== INPUT DATA ==

--- begin ---

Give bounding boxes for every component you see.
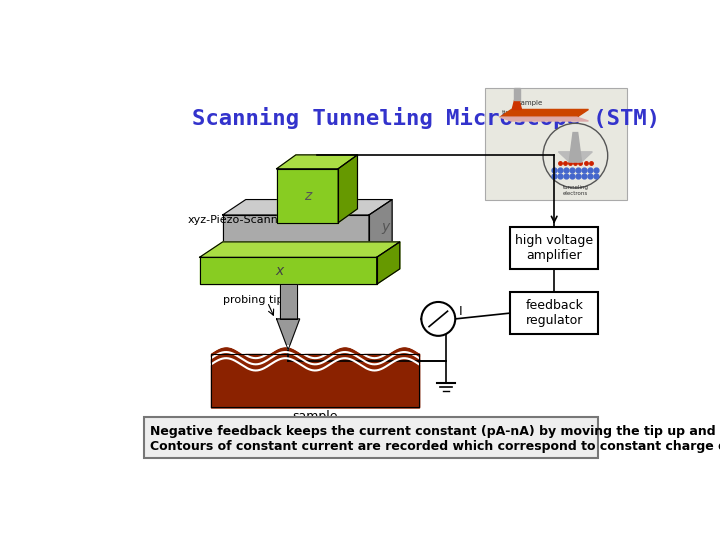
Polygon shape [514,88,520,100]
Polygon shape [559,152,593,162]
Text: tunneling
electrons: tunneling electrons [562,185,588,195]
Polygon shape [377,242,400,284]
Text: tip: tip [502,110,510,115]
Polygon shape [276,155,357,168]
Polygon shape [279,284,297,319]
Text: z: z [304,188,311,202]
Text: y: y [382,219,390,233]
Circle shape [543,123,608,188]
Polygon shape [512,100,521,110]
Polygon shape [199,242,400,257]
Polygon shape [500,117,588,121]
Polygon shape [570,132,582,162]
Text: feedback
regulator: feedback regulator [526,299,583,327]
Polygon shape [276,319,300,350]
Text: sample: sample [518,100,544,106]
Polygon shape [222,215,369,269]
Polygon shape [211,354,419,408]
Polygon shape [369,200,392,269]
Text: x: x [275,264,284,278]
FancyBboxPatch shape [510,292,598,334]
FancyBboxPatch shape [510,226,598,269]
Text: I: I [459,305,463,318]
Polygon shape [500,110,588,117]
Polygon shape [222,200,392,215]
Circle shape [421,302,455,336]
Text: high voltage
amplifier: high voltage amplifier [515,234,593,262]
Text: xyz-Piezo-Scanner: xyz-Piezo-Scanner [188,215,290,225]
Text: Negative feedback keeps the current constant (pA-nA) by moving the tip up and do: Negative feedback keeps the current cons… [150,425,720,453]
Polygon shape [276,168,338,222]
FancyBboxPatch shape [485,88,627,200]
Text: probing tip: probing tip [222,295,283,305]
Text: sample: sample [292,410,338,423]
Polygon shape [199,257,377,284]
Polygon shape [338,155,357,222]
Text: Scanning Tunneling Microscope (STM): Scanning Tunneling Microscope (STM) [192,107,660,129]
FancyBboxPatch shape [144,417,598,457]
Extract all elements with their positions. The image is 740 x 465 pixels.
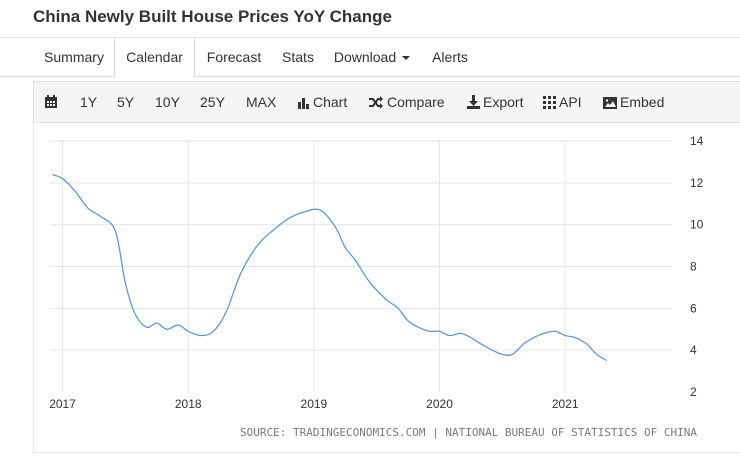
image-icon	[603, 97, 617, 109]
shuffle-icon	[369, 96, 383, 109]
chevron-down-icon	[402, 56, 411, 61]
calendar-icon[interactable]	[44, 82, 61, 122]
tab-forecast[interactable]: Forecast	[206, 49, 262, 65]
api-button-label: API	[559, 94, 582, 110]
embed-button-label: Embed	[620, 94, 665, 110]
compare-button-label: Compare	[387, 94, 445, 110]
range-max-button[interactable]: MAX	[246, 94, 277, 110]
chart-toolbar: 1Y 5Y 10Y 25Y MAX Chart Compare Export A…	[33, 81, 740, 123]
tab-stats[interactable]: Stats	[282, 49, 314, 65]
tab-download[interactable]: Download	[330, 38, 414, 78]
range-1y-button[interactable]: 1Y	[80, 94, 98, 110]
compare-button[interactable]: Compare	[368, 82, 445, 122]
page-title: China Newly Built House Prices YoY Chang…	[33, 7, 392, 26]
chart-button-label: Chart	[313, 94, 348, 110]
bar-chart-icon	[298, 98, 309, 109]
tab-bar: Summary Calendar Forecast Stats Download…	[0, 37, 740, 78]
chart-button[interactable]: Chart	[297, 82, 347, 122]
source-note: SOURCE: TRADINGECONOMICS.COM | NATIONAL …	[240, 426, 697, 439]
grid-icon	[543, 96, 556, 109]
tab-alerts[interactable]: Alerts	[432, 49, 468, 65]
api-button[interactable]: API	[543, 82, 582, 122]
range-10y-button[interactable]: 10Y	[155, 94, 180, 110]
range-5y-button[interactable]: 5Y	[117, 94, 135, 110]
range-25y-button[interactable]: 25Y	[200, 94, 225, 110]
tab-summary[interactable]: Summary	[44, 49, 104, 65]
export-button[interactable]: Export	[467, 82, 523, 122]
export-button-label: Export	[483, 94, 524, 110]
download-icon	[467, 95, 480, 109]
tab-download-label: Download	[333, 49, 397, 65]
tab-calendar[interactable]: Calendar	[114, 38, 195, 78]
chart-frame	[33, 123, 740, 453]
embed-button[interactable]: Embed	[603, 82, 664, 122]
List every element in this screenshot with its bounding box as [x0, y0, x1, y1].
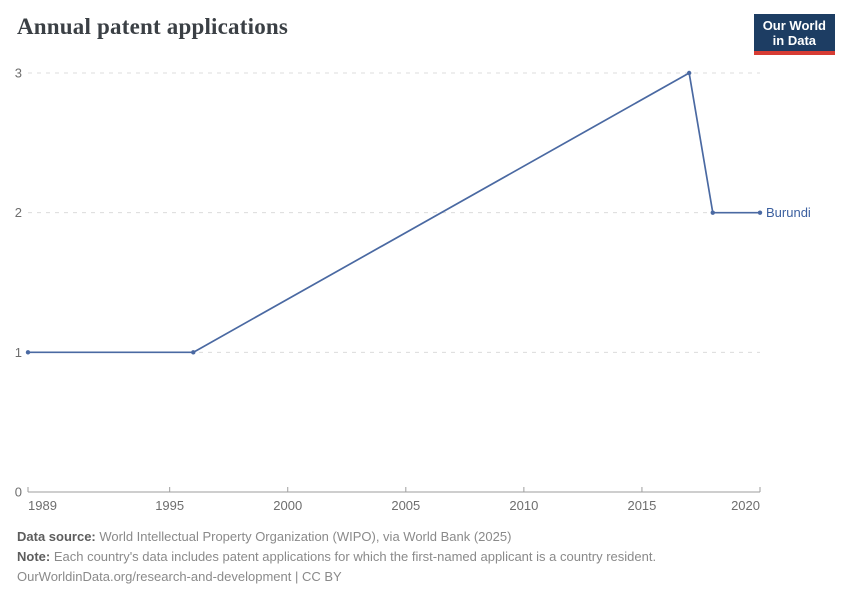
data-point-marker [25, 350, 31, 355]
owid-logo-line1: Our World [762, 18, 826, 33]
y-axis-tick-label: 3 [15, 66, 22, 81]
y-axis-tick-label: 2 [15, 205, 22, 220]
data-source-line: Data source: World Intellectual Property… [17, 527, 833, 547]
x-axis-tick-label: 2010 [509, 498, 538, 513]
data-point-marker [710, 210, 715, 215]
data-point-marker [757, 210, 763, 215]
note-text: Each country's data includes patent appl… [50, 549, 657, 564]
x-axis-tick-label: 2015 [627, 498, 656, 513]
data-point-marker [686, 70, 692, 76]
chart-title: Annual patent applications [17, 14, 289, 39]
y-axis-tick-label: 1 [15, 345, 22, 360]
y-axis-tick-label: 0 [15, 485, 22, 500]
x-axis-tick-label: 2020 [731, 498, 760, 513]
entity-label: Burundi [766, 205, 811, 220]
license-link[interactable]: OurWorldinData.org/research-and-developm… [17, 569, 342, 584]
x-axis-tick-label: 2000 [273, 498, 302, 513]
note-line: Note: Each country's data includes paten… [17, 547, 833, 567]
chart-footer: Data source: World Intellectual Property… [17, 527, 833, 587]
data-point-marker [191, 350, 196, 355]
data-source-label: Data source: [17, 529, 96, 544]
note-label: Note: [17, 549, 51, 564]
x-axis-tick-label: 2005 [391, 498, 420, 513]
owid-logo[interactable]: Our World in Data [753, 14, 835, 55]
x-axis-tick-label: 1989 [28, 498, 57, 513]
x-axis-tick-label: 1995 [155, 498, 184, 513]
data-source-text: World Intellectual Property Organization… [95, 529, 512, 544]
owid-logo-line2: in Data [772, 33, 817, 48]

--- end ---

== DESCRIPTION OF THE TASK ==
Write out every line of the records above verbatim, leaving out the pictures.

== THE COMPLETED TASK ==
Give bounding boxes for every component you see.
Polygon shape [514,88,520,100]
Polygon shape [559,152,593,162]
Text: tunneling
electrons: tunneling electrons [562,185,588,195]
Polygon shape [377,242,400,284]
Text: tip: tip [502,110,510,115]
Polygon shape [276,155,357,168]
Polygon shape [279,284,297,319]
Text: z: z [304,188,311,202]
Text: y: y [382,219,390,233]
Circle shape [543,123,608,188]
Polygon shape [512,100,521,110]
Polygon shape [199,242,400,257]
Polygon shape [500,117,588,121]
Polygon shape [570,132,582,162]
Text: feedback
regulator: feedback regulator [526,299,583,327]
Polygon shape [276,319,300,350]
Text: sample: sample [518,100,544,106]
Polygon shape [222,215,369,269]
Polygon shape [211,354,419,408]
Polygon shape [369,200,392,269]
Text: x: x [275,264,284,278]
FancyBboxPatch shape [510,292,598,334]
FancyBboxPatch shape [510,226,598,269]
Text: I: I [459,305,463,318]
Polygon shape [500,110,588,117]
Polygon shape [222,200,392,215]
Circle shape [421,302,455,336]
Text: high voltage
amplifier: high voltage amplifier [515,234,593,262]
Text: xyz-Piezo-Scanner: xyz-Piezo-Scanner [188,215,290,225]
Text: Negative feedback keeps the current constant (pA-nA) by moving the tip up and do: Negative feedback keeps the current cons… [150,425,720,453]
Polygon shape [276,168,338,222]
FancyBboxPatch shape [485,88,627,200]
Text: probing tip: probing tip [222,295,283,305]
Text: sample: sample [292,410,338,423]
Polygon shape [199,257,377,284]
Polygon shape [338,155,357,222]
Text: Scanning Tunneling Microscope (STM): Scanning Tunneling Microscope (STM) [192,107,660,129]
FancyBboxPatch shape [144,417,598,457]
Extract all elements with their positions. The image is 740 x 465 pixels.
image-icon	[603, 97, 617, 109]
shuffle-icon	[369, 96, 383, 109]
chevron-down-icon	[402, 56, 411, 61]
calendar-icon[interactable]	[44, 82, 61, 122]
tab-forecast[interactable]: Forecast	[206, 49, 262, 65]
api-button-label: API	[559, 94, 582, 110]
embed-button-label: Embed	[620, 94, 665, 110]
compare-button-label: Compare	[387, 94, 445, 110]
range-max-button[interactable]: MAX	[246, 94, 277, 110]
chart-toolbar: 1Y 5Y 10Y 25Y MAX Chart Compare Export A…	[33, 81, 740, 123]
tab-stats[interactable]: Stats	[282, 49, 314, 65]
tab-download[interactable]: Download	[330, 38, 414, 78]
range-1y-button[interactable]: 1Y	[80, 94, 98, 110]
compare-button[interactable]: Compare	[368, 82, 445, 122]
page-title: China Newly Built House Prices YoY Chang…	[33, 7, 392, 26]
chart-button-label: Chart	[313, 94, 348, 110]
bar-chart-icon	[298, 98, 309, 109]
tab-bar: Summary Calendar Forecast Stats Download…	[0, 37, 740, 78]
chart-button[interactable]: Chart	[297, 82, 347, 122]
source-note: SOURCE: TRADINGECONOMICS.COM | NATIONAL …	[240, 426, 697, 439]
grid-icon	[543, 96, 556, 109]
tab-alerts[interactable]: Alerts	[432, 49, 468, 65]
api-button[interactable]: API	[543, 82, 582, 122]
range-10y-button[interactable]: 10Y	[155, 94, 180, 110]
range-5y-button[interactable]: 5Y	[117, 94, 135, 110]
range-25y-button[interactable]: 25Y	[200, 94, 225, 110]
tab-summary[interactable]: Summary	[44, 49, 104, 65]
export-button[interactable]: Export	[467, 82, 523, 122]
export-button-label: Export	[483, 94, 524, 110]
download-icon	[467, 95, 480, 109]
tab-download-label: Download	[333, 49, 397, 65]
tab-calendar[interactable]: Calendar	[114, 38, 195, 78]
chart-frame	[33, 123, 740, 453]
embed-button[interactable]: Embed	[603, 82, 664, 122]
List every element in this screenshot with its bounding box as [x0, y0, x1, y1].
data-point-marker [25, 350, 31, 355]
owid-logo-line1: Our World [762, 18, 826, 33]
y-axis-tick-label: 3 [15, 66, 22, 81]
y-axis-tick-label: 2 [15, 205, 22, 220]
data-source-line: Data source: World Intellectual Property… [17, 527, 833, 547]
x-axis-tick-label: 2010 [509, 498, 538, 513]
data-point-marker [710, 210, 715, 215]
data-point-marker [757, 210, 763, 215]
note-text: Each country's data includes patent appl… [50, 549, 657, 564]
x-axis-tick-label: 2015 [627, 498, 656, 513]
data-point-marker [686, 70, 692, 76]
chart-title: Annual patent applications [17, 14, 289, 39]
y-axis-tick-label: 1 [15, 345, 22, 360]
y-axis-tick-label: 0 [15, 485, 22, 500]
x-axis-tick-label: 2020 [731, 498, 760, 513]
entity-label: Burundi [766, 205, 811, 220]
license-link[interactable]: OurWorldinData.org/research-and-developm… [17, 569, 342, 584]
x-axis-tick-label: 2000 [273, 498, 302, 513]
note-line: Note: Each country's data includes paten… [17, 547, 833, 567]
chart-footer: Data source: World Intellectual Property… [17, 527, 833, 587]
data-point-marker [191, 350, 196, 355]
data-source-label: Data source: [17, 529, 96, 544]
note-label: Note: [17, 549, 51, 564]
x-axis-tick-label: 2005 [391, 498, 420, 513]
owid-logo[interactable]: Our World in Data [753, 14, 835, 55]
x-axis-tick-label: 1989 [28, 498, 57, 513]
x-axis-tick-label: 1995 [155, 498, 184, 513]
data-source-text: World Intellectual Property Organization… [95, 529, 512, 544]
owid-logo-line2: in Data [772, 33, 817, 48]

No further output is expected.